● **Set task**: Print all of the data exactly.

● **Dataset excerpts**:
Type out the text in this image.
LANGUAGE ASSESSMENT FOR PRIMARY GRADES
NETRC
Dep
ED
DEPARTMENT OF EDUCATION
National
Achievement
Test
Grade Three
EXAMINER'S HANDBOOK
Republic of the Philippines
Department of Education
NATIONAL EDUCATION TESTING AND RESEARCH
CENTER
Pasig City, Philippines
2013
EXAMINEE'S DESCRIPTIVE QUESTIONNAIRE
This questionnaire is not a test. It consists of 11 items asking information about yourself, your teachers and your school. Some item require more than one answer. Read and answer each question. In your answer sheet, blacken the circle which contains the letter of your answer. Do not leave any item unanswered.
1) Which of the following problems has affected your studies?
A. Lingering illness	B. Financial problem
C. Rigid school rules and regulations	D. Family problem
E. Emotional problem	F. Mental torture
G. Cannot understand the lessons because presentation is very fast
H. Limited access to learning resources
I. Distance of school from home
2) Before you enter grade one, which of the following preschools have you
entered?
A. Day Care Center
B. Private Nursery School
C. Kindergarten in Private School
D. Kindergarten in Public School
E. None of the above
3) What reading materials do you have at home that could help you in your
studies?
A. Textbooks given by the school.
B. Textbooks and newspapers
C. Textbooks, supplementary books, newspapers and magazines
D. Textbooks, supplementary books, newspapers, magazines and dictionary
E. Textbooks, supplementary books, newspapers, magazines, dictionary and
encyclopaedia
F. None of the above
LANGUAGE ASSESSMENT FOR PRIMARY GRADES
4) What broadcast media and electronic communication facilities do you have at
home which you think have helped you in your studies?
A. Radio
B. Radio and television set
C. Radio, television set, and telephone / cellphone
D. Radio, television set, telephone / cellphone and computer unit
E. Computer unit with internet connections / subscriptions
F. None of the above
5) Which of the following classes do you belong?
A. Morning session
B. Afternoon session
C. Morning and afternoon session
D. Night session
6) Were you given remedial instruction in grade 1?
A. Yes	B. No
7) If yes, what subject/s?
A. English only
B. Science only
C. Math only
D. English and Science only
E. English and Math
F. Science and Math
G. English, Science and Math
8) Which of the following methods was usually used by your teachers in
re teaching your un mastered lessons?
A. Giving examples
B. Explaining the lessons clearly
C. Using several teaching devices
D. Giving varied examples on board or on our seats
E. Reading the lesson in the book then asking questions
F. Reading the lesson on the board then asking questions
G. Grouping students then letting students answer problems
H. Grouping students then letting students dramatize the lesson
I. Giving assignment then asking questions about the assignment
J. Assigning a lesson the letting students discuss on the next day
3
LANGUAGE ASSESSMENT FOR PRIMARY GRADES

● **Full answer**:
Type out the text in this image.
LANGUAGE ASSESSMENT FOR PRIMARY GRADES
NETRC
Dep
ED
DEPARTMENT OF EDUCATION
National
Achievement
Test
Grade Three
EXAMINER'S HANDBOOK
Republic of the Philippines
Department of Education
NATIONAL EDUCATION TESTING AND RESEARCH
CENTER
Pasig City, Philippines
2013
EXAMINEE'S DESCRIPTIVE QUESTIONNAIRE
This questionnaire is not a test. It consists of 11 items asking information about yourself, your teachers and your school. Some item require more than one answer. Read and answer each question. In your answer sheet, blacken the circle which contains the letter of your answer. Do not leave any item unanswered.
1) Which of the following problems has affected your studies?
A. Lingering illness	B. Financial problem
C. Rigid school rules and regulations	D. Family problem
E. Emotional problem	F. Mental torture
G. Cannot understand the lessons because presentation is very fast
H. Limited access to learning resources
I. Distance of school from home
2) Before you enter grade one, which of the following preschools have you
entered?
A. Day Care Center
B. Private Nursery School
C. Kindergarten in Private School
D. Kindergarten in Public School
E. None of the above
3) What reading materials do you have at home that could help you in your
studies?
A. Textbooks given by the school.
B. Textbooks and newspapers
C. Textbooks, supplementary books, newspapers and magazines
D. Textbooks, supplementary books, newspapers, magazines and dictionary
E. Textbooks, supplementary books, newspapers, magazines, dictionary and
encyclopaedia
F. None of the above
LANGUAGE ASSESSMENT FOR PRIMARY GRADES
4) What broadcast media and electronic communication facilities do you have at
home which you think have helped you in your studies?
A. Radio
B. Radio and television set
C. Radio, television set, and telephone / cellphone
D. Radio, television set, telephone / cellphone and computer unit
E. Computer unit with internet connections / subscriptions
F. None of the above
5) Which of the following classes do you belong?
A. Morning session
B. Afternoon session
C. Morning and afternoon session
D. Night session
6) Were you given remedial instruction in grade 1?
A. Yes	B. No
7) If yes, what subject/s?
A. English only
B. Science only
C. Math only
D. English and Science only
E. English and Math
F. Science and Math
G. English, Science and Math
8) Which of the following methods was usually used by your teachers in
re teaching your un mastered lessons?
A. Giving examples
B. Explaining the lessons clearly
C. Using several teaching devices
D. Giving varied examples on board or on our seats
E. Reading the lesson in the book then asking questions
F. Reading the lesson on the board then asking questions
G. Grouping students then letting students answer problems
H. Grouping students then letting students dramatize the lesson
I. Giving assignment then asking questions about the assignment
J. Assigning a lesson the letting students discuss on the next day
3
LANGUAGE ASSESSMENT FOR PRIMARY GRADES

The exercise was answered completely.